§ **AIM**: Tally the lines that contain the string "text" and give the number by itself.

§ **RECORD SET**:
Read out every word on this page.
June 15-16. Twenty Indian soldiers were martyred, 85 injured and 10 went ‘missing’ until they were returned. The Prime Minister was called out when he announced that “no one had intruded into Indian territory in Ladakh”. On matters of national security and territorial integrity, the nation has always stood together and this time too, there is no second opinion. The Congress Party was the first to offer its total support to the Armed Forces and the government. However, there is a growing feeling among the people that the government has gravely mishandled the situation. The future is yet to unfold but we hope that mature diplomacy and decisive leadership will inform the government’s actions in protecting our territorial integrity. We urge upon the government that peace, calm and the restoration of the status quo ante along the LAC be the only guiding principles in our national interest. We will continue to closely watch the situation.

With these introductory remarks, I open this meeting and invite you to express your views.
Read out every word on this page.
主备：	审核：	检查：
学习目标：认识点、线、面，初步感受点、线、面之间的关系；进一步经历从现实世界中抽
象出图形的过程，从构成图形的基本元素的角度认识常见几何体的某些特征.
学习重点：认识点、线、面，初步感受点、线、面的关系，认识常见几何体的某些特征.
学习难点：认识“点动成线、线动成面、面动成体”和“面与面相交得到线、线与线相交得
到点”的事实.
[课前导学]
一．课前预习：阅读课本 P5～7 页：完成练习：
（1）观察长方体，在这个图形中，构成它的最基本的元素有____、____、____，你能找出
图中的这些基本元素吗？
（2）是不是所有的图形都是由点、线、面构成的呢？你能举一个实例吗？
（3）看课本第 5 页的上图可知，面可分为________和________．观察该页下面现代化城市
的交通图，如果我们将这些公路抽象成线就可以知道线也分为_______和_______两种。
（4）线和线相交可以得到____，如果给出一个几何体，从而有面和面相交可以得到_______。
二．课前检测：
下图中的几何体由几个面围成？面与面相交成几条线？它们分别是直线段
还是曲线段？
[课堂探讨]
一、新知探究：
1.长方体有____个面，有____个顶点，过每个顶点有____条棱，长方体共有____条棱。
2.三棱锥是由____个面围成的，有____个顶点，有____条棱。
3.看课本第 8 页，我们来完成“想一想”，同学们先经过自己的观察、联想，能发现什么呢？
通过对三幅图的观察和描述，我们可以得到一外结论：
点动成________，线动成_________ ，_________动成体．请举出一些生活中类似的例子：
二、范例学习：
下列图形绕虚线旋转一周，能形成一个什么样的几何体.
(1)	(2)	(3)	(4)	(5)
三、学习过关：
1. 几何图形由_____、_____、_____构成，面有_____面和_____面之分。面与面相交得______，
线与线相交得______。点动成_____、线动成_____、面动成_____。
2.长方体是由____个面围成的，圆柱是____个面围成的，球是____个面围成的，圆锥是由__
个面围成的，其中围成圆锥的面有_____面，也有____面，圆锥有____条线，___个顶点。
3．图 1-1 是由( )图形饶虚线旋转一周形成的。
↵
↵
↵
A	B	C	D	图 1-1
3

---

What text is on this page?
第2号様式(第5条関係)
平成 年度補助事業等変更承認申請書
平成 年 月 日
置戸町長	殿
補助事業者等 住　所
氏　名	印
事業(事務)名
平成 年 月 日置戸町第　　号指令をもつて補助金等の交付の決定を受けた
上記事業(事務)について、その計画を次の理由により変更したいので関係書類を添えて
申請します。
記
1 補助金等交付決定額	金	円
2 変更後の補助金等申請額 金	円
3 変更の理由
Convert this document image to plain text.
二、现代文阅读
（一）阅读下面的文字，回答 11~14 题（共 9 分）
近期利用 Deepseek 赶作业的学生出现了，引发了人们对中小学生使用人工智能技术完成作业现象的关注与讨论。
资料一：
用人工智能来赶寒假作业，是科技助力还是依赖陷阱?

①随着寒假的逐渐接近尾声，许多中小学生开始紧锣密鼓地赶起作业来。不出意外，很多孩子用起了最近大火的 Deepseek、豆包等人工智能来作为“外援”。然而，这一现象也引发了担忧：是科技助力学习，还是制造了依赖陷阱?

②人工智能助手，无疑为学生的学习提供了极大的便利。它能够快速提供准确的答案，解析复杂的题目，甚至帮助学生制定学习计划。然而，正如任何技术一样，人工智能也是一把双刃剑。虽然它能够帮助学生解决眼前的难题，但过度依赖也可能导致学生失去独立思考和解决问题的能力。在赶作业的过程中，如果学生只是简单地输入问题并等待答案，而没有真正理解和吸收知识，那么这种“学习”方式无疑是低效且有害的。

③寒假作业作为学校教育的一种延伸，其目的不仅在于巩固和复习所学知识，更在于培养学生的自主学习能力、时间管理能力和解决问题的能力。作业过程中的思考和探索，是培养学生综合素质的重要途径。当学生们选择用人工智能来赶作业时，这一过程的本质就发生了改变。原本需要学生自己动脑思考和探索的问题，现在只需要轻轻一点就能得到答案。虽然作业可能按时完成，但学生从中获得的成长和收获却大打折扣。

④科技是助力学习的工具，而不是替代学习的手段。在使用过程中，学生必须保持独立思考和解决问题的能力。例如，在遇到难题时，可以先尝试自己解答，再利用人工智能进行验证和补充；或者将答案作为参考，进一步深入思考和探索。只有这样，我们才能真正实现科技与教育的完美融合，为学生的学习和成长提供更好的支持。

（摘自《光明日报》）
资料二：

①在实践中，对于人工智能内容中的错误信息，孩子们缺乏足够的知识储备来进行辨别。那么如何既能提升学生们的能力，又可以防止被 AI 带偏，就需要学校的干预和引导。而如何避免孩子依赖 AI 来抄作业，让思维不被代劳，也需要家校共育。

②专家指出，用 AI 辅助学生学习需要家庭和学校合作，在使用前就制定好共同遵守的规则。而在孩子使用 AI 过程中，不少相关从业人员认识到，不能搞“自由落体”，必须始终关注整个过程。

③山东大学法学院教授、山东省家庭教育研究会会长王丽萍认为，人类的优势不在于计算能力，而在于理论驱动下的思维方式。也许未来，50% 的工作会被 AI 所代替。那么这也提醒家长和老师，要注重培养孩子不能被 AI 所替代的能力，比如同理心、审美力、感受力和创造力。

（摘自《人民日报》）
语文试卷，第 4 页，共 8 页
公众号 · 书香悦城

* * *

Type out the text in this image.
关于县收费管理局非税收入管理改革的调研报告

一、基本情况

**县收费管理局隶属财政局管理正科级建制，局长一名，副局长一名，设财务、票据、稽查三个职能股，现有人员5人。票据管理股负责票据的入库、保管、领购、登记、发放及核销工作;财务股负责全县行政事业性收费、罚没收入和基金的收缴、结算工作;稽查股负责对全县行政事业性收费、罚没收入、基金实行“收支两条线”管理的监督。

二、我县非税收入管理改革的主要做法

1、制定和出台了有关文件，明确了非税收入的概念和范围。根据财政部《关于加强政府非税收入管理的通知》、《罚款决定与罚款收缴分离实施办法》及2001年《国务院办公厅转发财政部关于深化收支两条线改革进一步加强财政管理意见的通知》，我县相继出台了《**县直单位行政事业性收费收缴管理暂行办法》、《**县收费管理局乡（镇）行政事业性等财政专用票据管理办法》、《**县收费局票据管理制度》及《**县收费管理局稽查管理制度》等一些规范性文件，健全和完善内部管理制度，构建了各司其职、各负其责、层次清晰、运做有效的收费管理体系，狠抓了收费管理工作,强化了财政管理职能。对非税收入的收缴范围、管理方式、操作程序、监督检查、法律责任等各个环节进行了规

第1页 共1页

§ **RESPONSE**: 3